# Required work
Extract, from the records beneath this instruction, each line that contains the word "because".

# Input records
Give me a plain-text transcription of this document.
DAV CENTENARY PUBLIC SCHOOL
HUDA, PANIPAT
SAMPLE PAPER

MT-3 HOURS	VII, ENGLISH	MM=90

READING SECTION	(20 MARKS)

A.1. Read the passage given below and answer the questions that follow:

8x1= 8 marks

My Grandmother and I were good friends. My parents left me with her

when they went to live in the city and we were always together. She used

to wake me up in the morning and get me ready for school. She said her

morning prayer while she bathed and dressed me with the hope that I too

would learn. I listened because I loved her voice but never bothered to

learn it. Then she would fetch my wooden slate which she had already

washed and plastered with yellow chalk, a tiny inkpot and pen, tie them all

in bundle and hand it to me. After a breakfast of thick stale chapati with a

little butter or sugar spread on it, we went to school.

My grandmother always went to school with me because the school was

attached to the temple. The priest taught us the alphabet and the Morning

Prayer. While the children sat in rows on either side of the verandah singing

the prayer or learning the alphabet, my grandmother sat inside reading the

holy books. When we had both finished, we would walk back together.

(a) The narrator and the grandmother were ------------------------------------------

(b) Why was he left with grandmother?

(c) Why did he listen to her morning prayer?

# The response
would learn. I listened because I loved her voice but never bothered to
My grandmother always went to school with me because the school was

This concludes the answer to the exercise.